(SUPPLIED RECORDS)

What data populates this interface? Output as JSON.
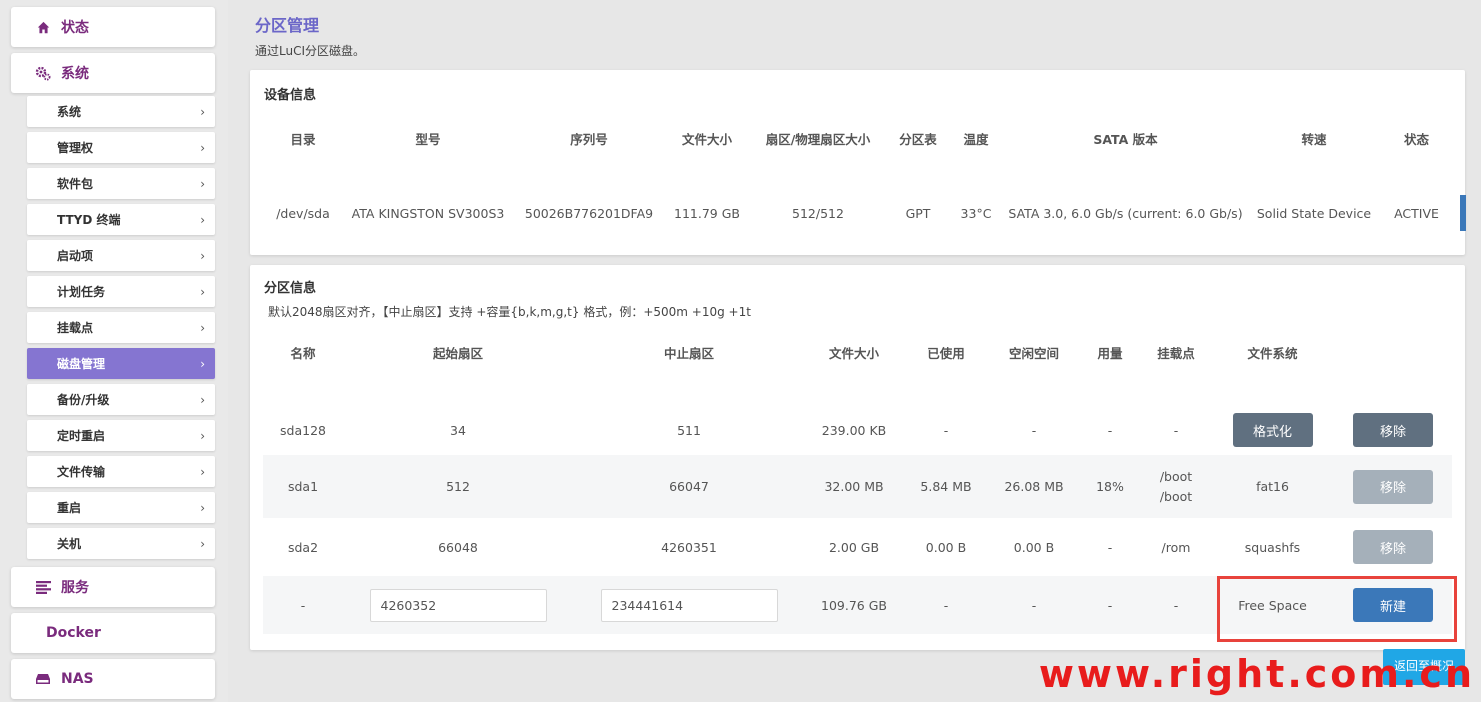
{
  "sidebar": {
    "top_items": [
      {
        "label": "状态",
        "icon": "home-icon"
      },
      {
        "label": "系统",
        "icon": "gears-icon"
      },
      {
        "label": "服务",
        "icon": "list-icon"
      },
      {
        "label": "Docker",
        "icon": ""
      },
      {
        "label": "NAS",
        "icon": "drive-icon"
      }
    ],
    "sub_items": [
      {
        "label": "系统"
      },
      {
        "label": "管理权"
      },
      {
        "label": "软件包"
      },
      {
        "label": "TTYD 终端"
      },
      {
        "label": "启动项"
      },
      {
        "label": "计划任务"
      },
      {
        "label": "挂载点"
      },
      {
        "label": "磁盘管理"
      },
      {
        "label": "备份/升级"
      },
      {
        "label": "定时重启"
      },
      {
        "label": "文件传输"
      },
      {
        "label": "重启"
      },
      {
        "label": "关机"
      }
    ],
    "chevron": "›",
    "active_sub": "磁盘管理"
  },
  "page": {
    "title": "分区管理",
    "description": "通过LuCI分区磁盘。"
  },
  "device_info": {
    "title": "设备信息",
    "headers": [
      "目录",
      "型号",
      "序列号",
      "文件大小",
      "扇区/物理扇区大小",
      "分区表",
      "温度",
      "SATA 版本",
      "转速",
      "状态"
    ],
    "row": [
      "/dev/sda",
      "ATA KINGSTON SV300S3",
      "50026B776201DFA9",
      "111.79 GB",
      "512/512",
      "GPT",
      "33°C",
      "SATA 3.0, 6.0 Gb/s (current: 6.0 Gb/s)",
      "Solid State Device",
      "ACTIVE"
    ]
  },
  "partition_info": {
    "title": "分区信息",
    "note": "默认2048扇区对齐，【中止扇区】支持 +容量{b,k,m,g,t} 格式，例：+500m +10g +1t",
    "headers": [
      "名称",
      "起始扇区",
      "中止扇区",
      "文件大小",
      "已使用",
      "空闲空间",
      "用量",
      "挂载点",
      "文件系统"
    ],
    "rows": [
      {
        "name": "sda128",
        "start": "34",
        "end": "511",
        "size": "239.00 KB",
        "used": "-",
        "free": "-",
        "usage": "-",
        "mount": "-",
        "fs_button": "格式化",
        "action": "移除"
      },
      {
        "name": "sda1",
        "start": "512",
        "end": "66047",
        "size": "32.00 MB",
        "used": "5.84 MB",
        "free": "26.08 MB",
        "usage": "18%",
        "mount1": "/boot",
        "mount2": "/boot",
        "fs": "fat16",
        "action": "移除"
      },
      {
        "name": "sda2",
        "start": "66048",
        "end": "4260351",
        "size": "2.00 GB",
        "used": "0.00 B",
        "free": "0.00 B",
        "usage": "-",
        "mount": "/rom",
        "fs": "squashfs",
        "action": "移除"
      },
      {
        "name": "-",
        "start_value": "4260352",
        "end_value": "234441614",
        "size": "109.76 GB",
        "used": "-",
        "free": "-",
        "usage": "-",
        "mount": "-",
        "fs": "Free Space",
        "action": "新建"
      }
    ]
  },
  "back_button": "返回至概况",
  "watermark": "www.right.com.cn"
}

(SHORT TASK) What comes back should match the records exactly, minus any pictures.

(CORRECT OUTPUT)
What data populates this interface? Output as JSON.
{
  "sidebar": {
    "top_items": [
      {
        "label": "状态",
        "icon": "home-icon"
      },
      {
        "label": "系统",
        "icon": "gears-icon"
      },
      {
        "label": "服务",
        "icon": "list-icon"
      },
      {
        "label": "Docker",
        "icon": ""
      },
      {
        "label": "NAS",
        "icon": "drive-icon"
      }
    ],
    "sub_items": [
      {
        "label": "系统"
      },
      {
        "label": "管理权"
      },
      {
        "label": "软件包"
      },
      {
        "label": "TTYD 终端"
      },
      {
        "label": "启动项"
      },
      {
        "label": "计划任务"
      },
      {
        "label": "挂载点"
      },
      {
        "label": "磁盘管理"
      },
      {
        "label": "备份/升级"
      },
      {
        "label": "定时重启"
      },
      {
        "label": "文件传输"
      },
      {
        "label": "重启"
      },
      {
        "label": "关机"
      }
    ],
    "chevron": "›",
    "active_sub": "磁盘管理"
  },
  "page": {
    "title": "分区管理",
    "description": "通过LuCI分区磁盘。"
  },
  "device_info": {
    "title": "设备信息",
    "headers": [
      "目录",
      "型号",
      "序列号",
      "文件大小",
      "扇区/物理扇区大小",
      "分区表",
      "温度",
      "SATA 版本",
      "转速",
      "状态"
    ],
    "row": [
      "/dev/sda",
      "ATA KINGSTON SV300S3",
      "50026B776201DFA9",
      "111.79 GB",
      "512/512",
      "GPT",
      "33°C",
      "SATA 3.0, 6.0 Gb/s (current: 6.0 Gb/s)",
      "Solid State Device",
      "ACTIVE"
    ]
  },
  "partition_info": {
    "title": "分区信息",
    "note": "默认2048扇区对齐，【中止扇区】支持 +容量{b,k,m,g,t} 格式，例：+500m +10g +1t",
    "headers": [
      "名称",
      "起始扇区",
      "中止扇区",
      "文件大小",
      "已使用",
      "空闲空间",
      "用量",
      "挂载点",
      "文件系统"
    ],
    "rows": [
      {
        "name": "sda128",
        "start": "34",
        "end": "511",
        "size": "239.00 KB",
        "used": "-",
        "free": "-",
        "usage": "-",
        "mount": "-",
        "fs_button": "格式化",
        "action": "移除"
      },
      {
        "name": "sda1",
        "start": "512",
        "end": "66047",
        "size": "32.00 MB",
        "used": "5.84 MB",
        "free": "26.08 MB",
        "usage": "18%",
        "mount1": "/boot",
        "mount2": "/boot",
        "fs": "fat16",
        "action": "移除"
      },
      {
        "name": "sda2",
        "start": "66048",
        "end": "4260351",
        "size": "2.00 GB",
        "used": "0.00 B",
        "free": "0.00 B",
        "usage": "-",
        "mount": "/rom",
        "fs": "squashfs",
        "action": "移除"
      },
      {
        "name": "-",
        "start_value": "4260352",
        "end_value": "234441614",
        "size": "109.76 GB",
        "used": "-",
        "free": "-",
        "usage": "-",
        "mount": "-",
        "fs": "Free Space",
        "action": "新建"
      }
    ]
  },
  "back_button": "返回至概况",
  "watermark": "www.right.com.cn"
}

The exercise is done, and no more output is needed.